• [TASK PROMPT]
Make an exact copy of the data below, leaving out every picture.

• [TASK DATA]
-*-*-
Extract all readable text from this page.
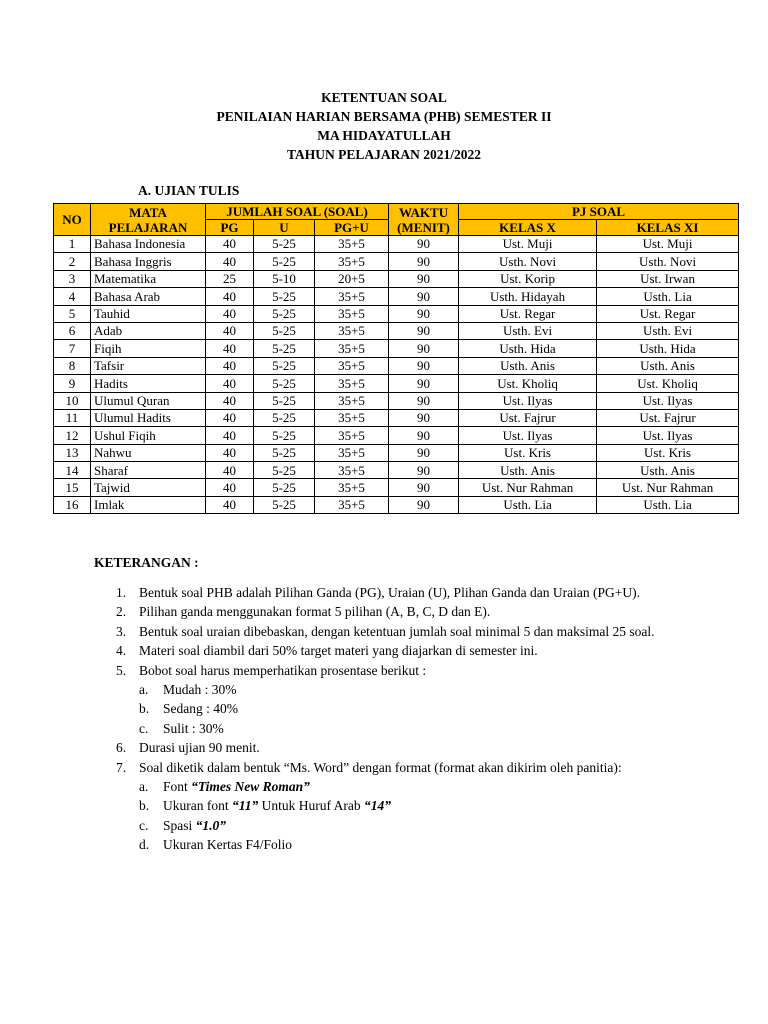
KETENTUAN SOAL
PENILAIAN HARIAN BERSAMA (PHB) SEMESTER II
MA HIDAYATULLAH
TAHUN PELAJARAN 2021/2022
A. UJIAN TULIS
NO	MATA PELAJARAN	JUMLAH SOAL (SOAL)			WAKTU (MENIT)	PJ SOAL	
		PG	U	PG+U		KELAS X	KELAS XI
1	Bahasa Indonesia	40	5-25	35+5	90	Ust. Muji	Ust. Muji
2	Bahasa Inggris	40	5-25	35+5	90	Usth. Novi	Usth. Novi
3	Matematika	25	5-10	20+5	90	Ust. Korip	Ust. Irwan
4	Bahasa Arab	40	5-25	35+5	90	Usth. Hidayah	Usth. Lia
5	Tauhid	40	5-25	35+5	90	Ust. Regar	Ust. Regar
6	Adab	40	5-25	35+5	90	Usth. Evi	Usth. Evi
7	Fiqih	40	5-25	35+5	90	Usth. Hida	Usth. Hida
8	Tafsir	40	5-25	35+5	90	Usth. Anis	Usth. Anis
9	Hadits	40	5-25	35+5	90	Ust. Kholiq	Ust. Kholiq
10	Ulumul Quran	40	5-25	35+5	90	Ust. Ilyas	Ust. Ilyas
11	Ulumul Hadits	40	5-25	35+5	90	Ust. Fajrur	Ust. Fajrur
12	Ushul Fiqih	40	5-25	35+5	90	Ust. Ilyas	Ust. Ilyas
13	Nahwu	40	5-25	35+5	90	Ust. Kris	Ust. Kris
14	Sharaf	40	5-25	35+5	90	Usth. Anis	Usth. Anis
15	Tajwid	40	5-25	35+5	90	Ust. Nur Rahman	Ust. Nur Rahman
16	Imlak	40	5-25	35+5	90	Usth. Lia	Usth. Lia
KETERANGAN :
1. Bentuk soal PHB adalah Pilihan Ganda (PG), Uraian (U), Plihan Ganda dan Uraian (PG+U).
2. Pilihan ganda menggunakan format 5 pilihan (A, B, C, D dan E).
3. Bentuk soal uraian dibebaskan, dengan ketentuan jumlah soal minimal 5 dan maksimal 25 soal.
4. Materi soal diambil dari 50% target materi yang diajarkan di semester ini.
5. Bobot soal harus memperhatikan prosentase berikut :
a.	Mudah : 30%
b.	Sedang : 40%
c.	Sulit : 30%
6. Durasi ujian 90 menit.
7. Soal diketik dalam bentuk “Ms. Word” dengan format (format akan dikirim oleh panitia):
a.	Font “Times New Roman”
b.	Ukuran font “11” Untuk Huruf Arab “14”
c.	Spasi “1.0”
d.	Ukuran Kertas F4/Folio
-*-*-
• [EXERCISE OUTPUT]
Extract all readable text from this page.
KETENTUAN SOAL
PENILAIAN HARIAN BERSAMA (PHB) SEMESTER II
MA HIDAYATULLAH
TAHUN PELAJARAN 2021/2022
A. UJIAN TULIS
NO	MATA PELAJARAN	JUMLAH SOAL (SOAL)			WAKTU (MENIT)	PJ SOAL	
		PG	U	PG+U		KELAS X	KELAS XI
1	Bahasa Indonesia	40	5-25	35+5	90	Ust. Muji	Ust. Muji
2	Bahasa Inggris	40	5-25	35+5	90	Usth. Novi	Usth. Novi
3	Matematika	25	5-10	20+5	90	Ust. Korip	Ust. Irwan
4	Bahasa Arab	40	5-25	35+5	90	Usth. Hidayah	Usth. Lia
5	Tauhid	40	5-25	35+5	90	Ust. Regar	Ust. Regar
6	Adab	40	5-25	35+5	90	Usth. Evi	Usth. Evi
7	Fiqih	40	5-25	35+5	90	Usth. Hida	Usth. Hida
8	Tafsir	40	5-25	35+5	90	Usth. Anis	Usth. Anis
9	Hadits	40	5-25	35+5	90	Ust. Kholiq	Ust. Kholiq
10	Ulumul Quran	40	5-25	35+5	90	Ust. Ilyas	Ust. Ilyas
11	Ulumul Hadits	40	5-25	35+5	90	Ust. Fajrur	Ust. Fajrur
12	Ushul Fiqih	40	5-25	35+5	90	Ust. Ilyas	Ust. Ilyas
13	Nahwu	40	5-25	35+5	90	Ust. Kris	Ust. Kris
14	Sharaf	40	5-25	35+5	90	Usth. Anis	Usth. Anis
15	Tajwid	40	5-25	35+5	90	Ust. Nur Rahman	Ust. Nur Rahman
16	Imlak	40	5-25	35+5	90	Usth. Lia	Usth. Lia
KETERANGAN :
1. Bentuk soal PHB adalah Pilihan Ganda (PG), Uraian (U), Plihan Ganda dan Uraian (PG+U).
2. Pilihan ganda menggunakan format 5 pilihan (A, B, C, D dan E).
3. Bentuk soal uraian dibebaskan, dengan ketentuan jumlah soal minimal 5 dan maksimal 25 soal.
4. Materi soal diambil dari 50% target materi yang diajarkan di semester ini.
5. Bobot soal harus memperhatikan prosentase berikut :
a.	Mudah : 30%
b.	Sedang : 40%
c.	Sulit : 30%
6. Durasi ujian 90 menit.
7. Soal diketik dalam bentuk “Ms. Word” dengan format (format akan dikirim oleh panitia):
a.	Font “Times New Roman”
b.	Ukuran font “11” Untuk Huruf Arab “14”
c.	Spasi “1.0”
d.	Ukuran Kertas F4/Folio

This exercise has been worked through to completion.